**WHAT THE TASK REQUIRES**
Copy each line that holds "Primary".
══ STORED ROWS
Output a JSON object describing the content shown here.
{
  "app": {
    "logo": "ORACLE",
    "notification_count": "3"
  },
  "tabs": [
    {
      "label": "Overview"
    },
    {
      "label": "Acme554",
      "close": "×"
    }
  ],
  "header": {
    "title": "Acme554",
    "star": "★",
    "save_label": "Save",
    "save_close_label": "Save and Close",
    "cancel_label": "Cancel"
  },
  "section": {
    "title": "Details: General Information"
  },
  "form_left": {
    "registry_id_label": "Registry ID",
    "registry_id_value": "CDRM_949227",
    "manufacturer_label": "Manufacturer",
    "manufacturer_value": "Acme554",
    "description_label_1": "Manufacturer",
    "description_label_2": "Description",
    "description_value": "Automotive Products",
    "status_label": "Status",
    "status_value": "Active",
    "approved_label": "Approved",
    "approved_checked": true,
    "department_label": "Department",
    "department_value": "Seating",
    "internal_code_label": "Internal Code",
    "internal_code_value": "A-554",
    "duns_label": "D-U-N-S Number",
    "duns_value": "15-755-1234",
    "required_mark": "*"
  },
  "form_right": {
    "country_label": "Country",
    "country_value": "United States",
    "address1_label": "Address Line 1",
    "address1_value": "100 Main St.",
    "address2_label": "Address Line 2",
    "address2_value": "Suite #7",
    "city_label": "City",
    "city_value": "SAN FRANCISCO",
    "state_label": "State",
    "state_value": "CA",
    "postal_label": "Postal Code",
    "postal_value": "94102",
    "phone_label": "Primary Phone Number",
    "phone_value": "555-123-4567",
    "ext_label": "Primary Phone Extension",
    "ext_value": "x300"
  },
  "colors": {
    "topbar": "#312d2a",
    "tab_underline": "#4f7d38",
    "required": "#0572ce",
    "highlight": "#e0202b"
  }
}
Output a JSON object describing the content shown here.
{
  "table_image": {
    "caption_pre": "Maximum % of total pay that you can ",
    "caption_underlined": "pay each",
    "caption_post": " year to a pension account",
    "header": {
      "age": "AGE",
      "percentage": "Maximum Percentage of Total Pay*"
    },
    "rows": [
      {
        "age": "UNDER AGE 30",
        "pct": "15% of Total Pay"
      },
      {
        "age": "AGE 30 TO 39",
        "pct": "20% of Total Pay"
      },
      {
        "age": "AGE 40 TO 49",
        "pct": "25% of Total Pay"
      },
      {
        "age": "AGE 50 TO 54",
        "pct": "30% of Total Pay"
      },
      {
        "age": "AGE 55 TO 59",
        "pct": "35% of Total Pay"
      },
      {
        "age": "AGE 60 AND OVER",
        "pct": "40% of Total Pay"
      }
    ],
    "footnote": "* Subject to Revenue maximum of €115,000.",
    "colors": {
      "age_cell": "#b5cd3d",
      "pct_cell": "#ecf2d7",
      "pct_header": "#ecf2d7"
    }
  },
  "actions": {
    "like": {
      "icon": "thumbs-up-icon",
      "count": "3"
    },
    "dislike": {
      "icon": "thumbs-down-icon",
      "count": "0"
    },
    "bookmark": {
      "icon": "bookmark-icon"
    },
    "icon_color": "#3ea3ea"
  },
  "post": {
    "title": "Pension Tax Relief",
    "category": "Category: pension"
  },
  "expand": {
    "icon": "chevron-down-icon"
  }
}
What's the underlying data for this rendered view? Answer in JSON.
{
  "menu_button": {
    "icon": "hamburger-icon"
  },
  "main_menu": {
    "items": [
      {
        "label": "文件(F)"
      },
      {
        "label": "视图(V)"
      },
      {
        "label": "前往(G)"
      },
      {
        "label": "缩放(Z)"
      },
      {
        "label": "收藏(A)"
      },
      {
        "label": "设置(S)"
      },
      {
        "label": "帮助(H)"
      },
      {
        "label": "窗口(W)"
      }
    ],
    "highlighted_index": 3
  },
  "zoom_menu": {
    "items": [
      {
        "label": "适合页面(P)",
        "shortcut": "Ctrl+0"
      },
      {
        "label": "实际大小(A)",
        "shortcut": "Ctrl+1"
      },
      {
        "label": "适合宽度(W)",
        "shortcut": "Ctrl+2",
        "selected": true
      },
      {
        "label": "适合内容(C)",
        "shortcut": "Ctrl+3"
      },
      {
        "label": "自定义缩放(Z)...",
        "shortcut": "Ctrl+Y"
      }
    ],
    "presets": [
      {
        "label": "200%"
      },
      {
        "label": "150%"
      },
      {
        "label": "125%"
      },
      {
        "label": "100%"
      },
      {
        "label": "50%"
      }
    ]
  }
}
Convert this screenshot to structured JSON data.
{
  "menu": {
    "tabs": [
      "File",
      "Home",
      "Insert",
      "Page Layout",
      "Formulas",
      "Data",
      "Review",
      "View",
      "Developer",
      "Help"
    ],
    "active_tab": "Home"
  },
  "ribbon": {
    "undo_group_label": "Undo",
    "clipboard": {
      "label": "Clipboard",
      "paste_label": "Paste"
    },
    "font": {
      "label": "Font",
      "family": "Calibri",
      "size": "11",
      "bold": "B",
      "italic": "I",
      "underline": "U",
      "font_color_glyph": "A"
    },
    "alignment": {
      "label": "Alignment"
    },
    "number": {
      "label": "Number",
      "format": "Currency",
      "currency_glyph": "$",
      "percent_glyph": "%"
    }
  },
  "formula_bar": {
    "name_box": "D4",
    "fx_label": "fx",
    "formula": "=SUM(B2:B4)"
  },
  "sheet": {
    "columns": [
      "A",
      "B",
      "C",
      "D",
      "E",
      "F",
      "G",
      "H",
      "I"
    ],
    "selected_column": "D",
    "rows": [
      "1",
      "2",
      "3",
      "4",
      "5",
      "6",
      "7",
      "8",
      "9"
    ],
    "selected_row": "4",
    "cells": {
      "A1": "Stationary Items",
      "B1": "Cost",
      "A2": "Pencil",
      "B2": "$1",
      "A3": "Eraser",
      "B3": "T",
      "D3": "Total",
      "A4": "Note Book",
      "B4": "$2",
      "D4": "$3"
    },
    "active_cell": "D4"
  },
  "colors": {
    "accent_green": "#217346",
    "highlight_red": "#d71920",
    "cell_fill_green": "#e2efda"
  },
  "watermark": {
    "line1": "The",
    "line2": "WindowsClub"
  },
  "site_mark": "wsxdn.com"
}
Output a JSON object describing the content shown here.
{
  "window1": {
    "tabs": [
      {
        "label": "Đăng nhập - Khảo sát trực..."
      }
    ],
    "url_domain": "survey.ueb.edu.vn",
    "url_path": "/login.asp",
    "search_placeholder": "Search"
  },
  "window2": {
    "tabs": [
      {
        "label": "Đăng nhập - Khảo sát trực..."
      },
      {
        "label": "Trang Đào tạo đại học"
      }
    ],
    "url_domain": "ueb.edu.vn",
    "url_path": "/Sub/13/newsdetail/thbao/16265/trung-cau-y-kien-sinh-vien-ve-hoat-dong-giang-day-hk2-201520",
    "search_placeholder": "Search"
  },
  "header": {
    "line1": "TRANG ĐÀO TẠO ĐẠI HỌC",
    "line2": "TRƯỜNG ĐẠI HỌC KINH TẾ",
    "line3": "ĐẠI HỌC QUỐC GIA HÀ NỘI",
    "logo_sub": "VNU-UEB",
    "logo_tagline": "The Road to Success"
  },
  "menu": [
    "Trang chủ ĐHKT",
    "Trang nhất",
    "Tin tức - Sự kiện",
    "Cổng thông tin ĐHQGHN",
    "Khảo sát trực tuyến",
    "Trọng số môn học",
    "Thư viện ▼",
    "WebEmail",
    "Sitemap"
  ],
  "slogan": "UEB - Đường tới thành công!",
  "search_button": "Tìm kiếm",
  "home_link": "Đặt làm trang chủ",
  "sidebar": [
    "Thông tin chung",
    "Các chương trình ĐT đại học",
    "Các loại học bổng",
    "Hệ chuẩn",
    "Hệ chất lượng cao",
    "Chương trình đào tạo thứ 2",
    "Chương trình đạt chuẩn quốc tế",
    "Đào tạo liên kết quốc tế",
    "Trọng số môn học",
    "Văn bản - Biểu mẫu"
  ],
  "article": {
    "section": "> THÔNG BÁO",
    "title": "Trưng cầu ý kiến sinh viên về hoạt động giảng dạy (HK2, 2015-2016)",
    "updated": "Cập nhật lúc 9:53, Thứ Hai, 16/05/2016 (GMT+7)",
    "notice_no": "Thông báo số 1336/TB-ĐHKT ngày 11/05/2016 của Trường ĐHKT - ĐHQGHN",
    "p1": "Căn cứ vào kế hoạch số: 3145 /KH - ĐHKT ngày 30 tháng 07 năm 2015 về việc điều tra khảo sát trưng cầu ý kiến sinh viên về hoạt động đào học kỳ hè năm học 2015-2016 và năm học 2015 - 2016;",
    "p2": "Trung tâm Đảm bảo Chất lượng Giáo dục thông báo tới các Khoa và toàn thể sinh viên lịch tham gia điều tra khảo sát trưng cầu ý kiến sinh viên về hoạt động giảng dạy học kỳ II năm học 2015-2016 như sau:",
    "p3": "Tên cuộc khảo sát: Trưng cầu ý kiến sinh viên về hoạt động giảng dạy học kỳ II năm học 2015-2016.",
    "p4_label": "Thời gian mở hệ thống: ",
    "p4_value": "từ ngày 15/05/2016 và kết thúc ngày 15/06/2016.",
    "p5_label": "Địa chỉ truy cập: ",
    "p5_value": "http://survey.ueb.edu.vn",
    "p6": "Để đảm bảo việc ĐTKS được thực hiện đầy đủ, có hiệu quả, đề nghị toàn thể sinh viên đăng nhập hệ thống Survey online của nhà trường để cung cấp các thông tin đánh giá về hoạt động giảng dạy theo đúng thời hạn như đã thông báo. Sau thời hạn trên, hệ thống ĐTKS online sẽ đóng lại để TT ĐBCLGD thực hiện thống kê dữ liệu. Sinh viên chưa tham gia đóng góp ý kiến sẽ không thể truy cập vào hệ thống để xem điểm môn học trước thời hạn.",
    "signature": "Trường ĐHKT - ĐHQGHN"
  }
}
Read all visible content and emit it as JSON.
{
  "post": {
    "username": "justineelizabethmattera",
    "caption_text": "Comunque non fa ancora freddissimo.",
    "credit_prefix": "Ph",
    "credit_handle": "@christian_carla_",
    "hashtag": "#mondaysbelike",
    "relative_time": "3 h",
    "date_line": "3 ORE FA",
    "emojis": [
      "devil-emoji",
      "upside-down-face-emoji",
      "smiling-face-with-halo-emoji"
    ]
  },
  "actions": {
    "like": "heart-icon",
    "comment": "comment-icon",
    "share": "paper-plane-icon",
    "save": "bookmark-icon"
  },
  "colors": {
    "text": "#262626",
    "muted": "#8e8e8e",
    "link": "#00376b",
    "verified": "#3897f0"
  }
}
════
**OUTPUT**
    "phone_label": "Primary Phone Number",
    "ext_label": "Primary Phone Extension",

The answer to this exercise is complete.